WORK TASK 1 -
According to the passage on Hong Kong's anti-litter ad campaign below, which ad agency created the portraits?
WORK TASK 2 -
For each statement, answer yes or no based on the passage on Hong Kong's anti-litter ad campaign below, and quote the words that decide it.
(a) The campaign was made for the nonprofit Hong Kong Cleanup.
(b) Heather Dewey-Hagborg used a similar technique to construct sculptural faces.
(c) Phenotyping predicts physical appearance from fingerprints.

SOURCE PASSAGE -
Photo Credit: Wired Next time you’re about to toss a cigarette butt on the ground, consider this freaky fact: It takes less than a nanogram (or less than one billionth of the mass of a penny) of your dried saliva for scientists to construct a digital portrait that bears an uncanny resemblance to your very own face. For proof look to Hong Kong, where a recent ad campaign takes advantage of phenotyping, the prediction of physical appearance based on bits of DNA, to publicly shame people who have littered.

If you walk around the city, you’ll notice portraits of people who look both scarily realistic and yet totally fake. These techno-futuristic most-wanted signs are the work of ad agency Ogilvy for nonprofit Hong Kong Cleanup, which is attempting to curb Hong Kong’s trash problem with the threat of high-tech scarlet lettering. It’s an awful lot like the Stranger Visions project from artist Heather Dewey-Hagborg, who used a similar technique a couple years back to construct sculptural faces as a way to provoke conversation around what we should be using these biological tools for.

Document layout analysis data
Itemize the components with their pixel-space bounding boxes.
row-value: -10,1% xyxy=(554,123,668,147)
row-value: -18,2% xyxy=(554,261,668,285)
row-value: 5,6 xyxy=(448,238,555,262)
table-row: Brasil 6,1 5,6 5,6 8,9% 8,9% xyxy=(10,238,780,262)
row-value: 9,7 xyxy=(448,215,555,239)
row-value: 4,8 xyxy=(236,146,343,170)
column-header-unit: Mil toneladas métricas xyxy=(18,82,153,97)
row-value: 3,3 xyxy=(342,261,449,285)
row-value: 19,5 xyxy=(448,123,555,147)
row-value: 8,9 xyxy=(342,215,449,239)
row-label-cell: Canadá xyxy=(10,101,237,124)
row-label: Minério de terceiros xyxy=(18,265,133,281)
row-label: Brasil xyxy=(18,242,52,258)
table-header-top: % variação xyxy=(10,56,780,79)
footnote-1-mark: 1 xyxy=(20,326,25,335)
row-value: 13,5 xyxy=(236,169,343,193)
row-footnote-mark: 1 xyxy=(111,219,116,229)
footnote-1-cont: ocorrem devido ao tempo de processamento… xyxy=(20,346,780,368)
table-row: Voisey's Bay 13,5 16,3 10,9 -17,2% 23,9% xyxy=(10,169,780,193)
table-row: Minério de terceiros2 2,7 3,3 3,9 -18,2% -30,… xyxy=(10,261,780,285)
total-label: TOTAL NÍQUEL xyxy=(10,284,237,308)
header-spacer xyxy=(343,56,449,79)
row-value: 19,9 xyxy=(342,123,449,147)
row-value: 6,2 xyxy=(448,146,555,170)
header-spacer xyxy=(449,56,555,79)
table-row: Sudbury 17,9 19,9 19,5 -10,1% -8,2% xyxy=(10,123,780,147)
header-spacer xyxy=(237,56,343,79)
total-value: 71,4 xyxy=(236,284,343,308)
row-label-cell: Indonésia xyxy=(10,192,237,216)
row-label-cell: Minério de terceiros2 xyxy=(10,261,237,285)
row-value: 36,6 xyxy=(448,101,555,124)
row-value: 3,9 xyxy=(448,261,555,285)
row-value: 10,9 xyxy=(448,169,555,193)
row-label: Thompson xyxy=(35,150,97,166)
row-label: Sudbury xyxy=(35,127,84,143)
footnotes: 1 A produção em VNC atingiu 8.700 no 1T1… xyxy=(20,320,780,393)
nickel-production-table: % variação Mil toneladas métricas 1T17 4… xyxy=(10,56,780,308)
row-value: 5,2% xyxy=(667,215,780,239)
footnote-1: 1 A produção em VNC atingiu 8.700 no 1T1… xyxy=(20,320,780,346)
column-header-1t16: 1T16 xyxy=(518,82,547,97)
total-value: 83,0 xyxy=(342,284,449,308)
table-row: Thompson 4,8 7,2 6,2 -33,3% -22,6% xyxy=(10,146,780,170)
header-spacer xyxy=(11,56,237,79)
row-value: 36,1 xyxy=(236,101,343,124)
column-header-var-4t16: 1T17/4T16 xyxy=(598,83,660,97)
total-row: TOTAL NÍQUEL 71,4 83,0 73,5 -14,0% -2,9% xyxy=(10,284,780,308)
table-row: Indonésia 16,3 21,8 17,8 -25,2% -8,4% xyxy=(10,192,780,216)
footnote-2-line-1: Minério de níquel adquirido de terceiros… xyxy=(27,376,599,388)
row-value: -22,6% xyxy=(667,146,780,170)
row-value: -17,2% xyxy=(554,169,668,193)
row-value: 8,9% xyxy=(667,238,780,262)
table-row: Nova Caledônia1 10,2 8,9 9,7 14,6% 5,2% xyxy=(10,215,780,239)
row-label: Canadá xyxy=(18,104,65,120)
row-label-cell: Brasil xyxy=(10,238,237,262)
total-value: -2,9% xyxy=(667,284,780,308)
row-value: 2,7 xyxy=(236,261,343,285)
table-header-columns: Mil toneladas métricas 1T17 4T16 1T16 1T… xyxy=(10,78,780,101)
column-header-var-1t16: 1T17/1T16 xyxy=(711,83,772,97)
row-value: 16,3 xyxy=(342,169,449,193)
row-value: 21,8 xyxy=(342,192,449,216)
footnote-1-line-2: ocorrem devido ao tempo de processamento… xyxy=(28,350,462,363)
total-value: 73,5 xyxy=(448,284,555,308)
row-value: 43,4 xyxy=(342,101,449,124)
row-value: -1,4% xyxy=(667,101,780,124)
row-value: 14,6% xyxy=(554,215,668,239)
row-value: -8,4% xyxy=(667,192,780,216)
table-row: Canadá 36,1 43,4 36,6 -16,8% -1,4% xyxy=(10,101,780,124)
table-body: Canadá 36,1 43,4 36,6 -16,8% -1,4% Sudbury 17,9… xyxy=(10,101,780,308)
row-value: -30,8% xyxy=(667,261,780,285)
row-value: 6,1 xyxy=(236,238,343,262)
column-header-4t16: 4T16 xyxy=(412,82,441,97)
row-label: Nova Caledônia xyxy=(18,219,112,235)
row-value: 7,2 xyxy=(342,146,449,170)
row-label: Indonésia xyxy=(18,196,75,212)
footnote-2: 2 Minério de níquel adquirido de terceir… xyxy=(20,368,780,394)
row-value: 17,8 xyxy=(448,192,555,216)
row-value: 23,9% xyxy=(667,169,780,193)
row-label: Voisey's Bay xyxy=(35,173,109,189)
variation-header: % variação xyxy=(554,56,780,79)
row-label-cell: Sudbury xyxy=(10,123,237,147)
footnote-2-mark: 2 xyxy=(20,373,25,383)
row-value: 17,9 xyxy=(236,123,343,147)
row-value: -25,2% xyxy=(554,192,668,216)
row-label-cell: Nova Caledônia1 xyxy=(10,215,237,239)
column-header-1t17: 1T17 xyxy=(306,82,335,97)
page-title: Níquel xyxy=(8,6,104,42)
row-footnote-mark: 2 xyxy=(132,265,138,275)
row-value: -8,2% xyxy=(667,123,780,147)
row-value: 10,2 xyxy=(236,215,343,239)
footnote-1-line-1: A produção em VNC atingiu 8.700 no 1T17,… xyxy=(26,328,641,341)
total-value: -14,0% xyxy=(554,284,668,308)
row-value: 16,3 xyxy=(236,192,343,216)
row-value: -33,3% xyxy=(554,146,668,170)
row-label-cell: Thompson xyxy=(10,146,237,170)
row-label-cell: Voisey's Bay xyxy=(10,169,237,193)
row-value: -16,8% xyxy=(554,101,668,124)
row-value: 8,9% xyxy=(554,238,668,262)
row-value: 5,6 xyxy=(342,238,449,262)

EXERCISE RESPONSE 1 -
Ogilvy

EXERCISE RESPONSE 2 -
(a) Yes: "the work of ad agency Ogilvy for nonprofit Hong Kong Cleanup"
(b) Yes: "used a similar technique a couple years back to construct sculptural faces"
(c) No: "the prediction of physical appearance based on bits of DNA"